EXERCISE DESCRIPTION — Find each line containing the word "tout" and report how many there are. Add nothing else.

━━ GIVEN DATA ━━

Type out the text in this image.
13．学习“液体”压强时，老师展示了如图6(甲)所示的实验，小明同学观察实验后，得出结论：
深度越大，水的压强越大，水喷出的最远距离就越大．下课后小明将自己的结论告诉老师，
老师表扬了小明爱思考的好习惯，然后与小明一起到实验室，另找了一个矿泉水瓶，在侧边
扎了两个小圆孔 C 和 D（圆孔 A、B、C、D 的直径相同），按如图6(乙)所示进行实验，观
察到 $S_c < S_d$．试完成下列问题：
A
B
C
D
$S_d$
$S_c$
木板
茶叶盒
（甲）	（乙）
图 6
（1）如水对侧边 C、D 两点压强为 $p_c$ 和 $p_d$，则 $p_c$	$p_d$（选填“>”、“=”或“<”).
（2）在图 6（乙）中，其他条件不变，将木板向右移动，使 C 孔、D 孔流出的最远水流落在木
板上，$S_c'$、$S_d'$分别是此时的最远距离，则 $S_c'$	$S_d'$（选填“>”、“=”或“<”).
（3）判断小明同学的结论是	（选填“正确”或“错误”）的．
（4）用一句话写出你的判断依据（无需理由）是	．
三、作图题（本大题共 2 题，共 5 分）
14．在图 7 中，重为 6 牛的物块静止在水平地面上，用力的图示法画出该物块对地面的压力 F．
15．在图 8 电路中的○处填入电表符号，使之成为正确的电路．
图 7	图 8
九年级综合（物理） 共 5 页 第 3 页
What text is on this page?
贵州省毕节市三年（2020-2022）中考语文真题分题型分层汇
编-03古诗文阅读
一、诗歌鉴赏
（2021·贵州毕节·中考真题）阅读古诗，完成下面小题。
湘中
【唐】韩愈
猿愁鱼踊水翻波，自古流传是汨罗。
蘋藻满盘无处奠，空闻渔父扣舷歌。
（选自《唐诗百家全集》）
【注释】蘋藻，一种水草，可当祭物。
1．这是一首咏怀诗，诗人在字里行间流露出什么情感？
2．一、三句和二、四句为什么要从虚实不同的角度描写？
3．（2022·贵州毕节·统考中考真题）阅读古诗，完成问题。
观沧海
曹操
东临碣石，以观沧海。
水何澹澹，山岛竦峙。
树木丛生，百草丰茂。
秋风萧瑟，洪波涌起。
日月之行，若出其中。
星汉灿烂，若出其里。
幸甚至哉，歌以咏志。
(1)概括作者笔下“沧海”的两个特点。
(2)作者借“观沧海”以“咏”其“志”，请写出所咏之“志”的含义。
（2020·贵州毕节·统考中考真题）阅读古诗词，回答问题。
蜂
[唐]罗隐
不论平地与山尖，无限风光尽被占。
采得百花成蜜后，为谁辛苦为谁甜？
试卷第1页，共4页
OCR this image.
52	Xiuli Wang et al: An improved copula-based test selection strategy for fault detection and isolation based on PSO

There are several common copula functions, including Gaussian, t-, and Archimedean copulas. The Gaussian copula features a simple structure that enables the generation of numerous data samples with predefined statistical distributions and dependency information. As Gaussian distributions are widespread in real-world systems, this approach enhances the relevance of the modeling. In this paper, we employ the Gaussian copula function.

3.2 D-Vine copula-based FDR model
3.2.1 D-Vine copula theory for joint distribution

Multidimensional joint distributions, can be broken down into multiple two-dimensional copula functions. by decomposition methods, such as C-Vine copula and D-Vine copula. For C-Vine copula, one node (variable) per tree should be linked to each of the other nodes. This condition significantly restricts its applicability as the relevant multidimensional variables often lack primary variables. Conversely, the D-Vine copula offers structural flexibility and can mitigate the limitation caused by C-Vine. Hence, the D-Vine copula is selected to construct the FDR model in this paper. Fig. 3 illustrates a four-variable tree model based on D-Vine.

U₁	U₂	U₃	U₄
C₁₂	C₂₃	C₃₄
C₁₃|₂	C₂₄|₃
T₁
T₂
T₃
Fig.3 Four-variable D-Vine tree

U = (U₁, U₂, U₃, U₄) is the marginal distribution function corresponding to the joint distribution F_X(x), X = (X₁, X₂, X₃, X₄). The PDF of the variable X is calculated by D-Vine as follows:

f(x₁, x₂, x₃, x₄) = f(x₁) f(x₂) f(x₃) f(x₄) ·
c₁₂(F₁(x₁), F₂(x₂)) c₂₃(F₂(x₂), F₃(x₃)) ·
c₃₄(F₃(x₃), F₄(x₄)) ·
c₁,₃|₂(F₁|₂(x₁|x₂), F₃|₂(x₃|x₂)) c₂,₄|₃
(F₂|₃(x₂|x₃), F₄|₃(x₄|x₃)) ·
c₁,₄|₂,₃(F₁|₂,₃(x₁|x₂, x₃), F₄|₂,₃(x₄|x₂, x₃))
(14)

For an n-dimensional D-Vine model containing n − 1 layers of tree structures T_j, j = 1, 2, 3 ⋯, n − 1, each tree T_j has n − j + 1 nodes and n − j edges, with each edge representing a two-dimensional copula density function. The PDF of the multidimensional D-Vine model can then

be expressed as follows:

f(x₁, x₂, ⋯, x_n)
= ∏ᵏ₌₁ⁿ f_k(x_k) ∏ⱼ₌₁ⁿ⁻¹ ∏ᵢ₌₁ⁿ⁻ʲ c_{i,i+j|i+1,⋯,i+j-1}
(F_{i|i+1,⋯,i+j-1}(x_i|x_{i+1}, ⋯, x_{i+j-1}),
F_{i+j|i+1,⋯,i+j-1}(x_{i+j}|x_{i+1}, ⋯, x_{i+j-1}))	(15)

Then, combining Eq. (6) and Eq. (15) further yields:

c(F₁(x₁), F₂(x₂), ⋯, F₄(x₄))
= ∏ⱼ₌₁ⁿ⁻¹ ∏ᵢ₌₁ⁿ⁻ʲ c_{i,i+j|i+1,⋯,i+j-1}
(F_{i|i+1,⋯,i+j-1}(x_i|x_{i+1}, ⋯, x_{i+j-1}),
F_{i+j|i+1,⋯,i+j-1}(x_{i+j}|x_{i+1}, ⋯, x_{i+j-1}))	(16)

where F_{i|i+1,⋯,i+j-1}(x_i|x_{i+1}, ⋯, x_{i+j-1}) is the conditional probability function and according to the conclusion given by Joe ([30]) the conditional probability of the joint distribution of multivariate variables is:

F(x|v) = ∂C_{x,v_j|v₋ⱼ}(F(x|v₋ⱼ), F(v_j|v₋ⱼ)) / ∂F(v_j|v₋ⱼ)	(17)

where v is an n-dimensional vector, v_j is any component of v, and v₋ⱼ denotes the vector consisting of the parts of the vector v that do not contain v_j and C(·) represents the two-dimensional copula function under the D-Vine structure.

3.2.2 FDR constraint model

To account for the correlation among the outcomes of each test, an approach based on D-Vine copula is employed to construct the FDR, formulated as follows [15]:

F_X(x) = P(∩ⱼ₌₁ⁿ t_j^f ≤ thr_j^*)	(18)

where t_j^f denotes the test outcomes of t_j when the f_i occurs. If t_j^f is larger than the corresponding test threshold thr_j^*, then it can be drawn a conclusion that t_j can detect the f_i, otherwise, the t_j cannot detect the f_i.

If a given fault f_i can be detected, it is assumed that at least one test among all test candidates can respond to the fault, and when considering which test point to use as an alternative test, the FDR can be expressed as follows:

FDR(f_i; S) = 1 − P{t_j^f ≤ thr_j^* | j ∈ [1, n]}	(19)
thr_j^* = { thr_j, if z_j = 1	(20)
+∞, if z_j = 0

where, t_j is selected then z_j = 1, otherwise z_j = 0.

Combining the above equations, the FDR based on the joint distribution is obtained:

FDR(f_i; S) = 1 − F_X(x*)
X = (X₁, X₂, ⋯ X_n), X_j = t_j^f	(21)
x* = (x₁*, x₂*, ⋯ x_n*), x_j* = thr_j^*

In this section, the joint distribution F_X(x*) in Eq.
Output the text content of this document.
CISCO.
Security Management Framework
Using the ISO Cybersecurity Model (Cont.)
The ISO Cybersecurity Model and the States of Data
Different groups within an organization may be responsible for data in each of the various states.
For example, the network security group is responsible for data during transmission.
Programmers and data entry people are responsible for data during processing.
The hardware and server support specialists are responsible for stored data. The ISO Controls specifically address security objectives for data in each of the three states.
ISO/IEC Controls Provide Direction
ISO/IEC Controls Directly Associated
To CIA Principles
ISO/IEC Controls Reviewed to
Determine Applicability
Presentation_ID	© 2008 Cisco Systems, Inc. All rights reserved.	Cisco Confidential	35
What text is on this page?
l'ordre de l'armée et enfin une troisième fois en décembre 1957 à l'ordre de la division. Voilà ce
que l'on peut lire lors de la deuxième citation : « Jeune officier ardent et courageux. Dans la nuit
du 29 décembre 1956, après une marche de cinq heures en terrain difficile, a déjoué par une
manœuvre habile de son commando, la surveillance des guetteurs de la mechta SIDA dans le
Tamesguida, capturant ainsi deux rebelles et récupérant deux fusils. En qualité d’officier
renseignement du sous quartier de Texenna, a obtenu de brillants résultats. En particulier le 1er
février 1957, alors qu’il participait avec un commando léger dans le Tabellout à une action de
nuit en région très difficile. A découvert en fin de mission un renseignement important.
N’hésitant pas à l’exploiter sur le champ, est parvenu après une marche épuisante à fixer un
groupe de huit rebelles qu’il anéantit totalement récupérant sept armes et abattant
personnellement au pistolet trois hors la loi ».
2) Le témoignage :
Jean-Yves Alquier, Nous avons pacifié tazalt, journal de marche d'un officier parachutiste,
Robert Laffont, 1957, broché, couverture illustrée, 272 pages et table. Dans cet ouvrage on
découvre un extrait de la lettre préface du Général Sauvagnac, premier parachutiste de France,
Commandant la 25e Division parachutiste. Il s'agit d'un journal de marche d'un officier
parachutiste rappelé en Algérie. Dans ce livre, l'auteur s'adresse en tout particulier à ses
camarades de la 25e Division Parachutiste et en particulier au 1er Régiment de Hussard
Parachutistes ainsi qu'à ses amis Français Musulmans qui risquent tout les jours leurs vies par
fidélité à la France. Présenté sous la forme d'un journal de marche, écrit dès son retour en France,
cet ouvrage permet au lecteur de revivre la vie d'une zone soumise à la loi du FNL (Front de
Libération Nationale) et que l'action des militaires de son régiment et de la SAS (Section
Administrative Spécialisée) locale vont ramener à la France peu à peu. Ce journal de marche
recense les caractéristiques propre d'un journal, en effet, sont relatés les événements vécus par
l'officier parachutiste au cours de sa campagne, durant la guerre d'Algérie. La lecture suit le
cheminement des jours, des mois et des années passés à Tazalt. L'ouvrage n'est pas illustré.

━━━

CORRECT RESULT — 2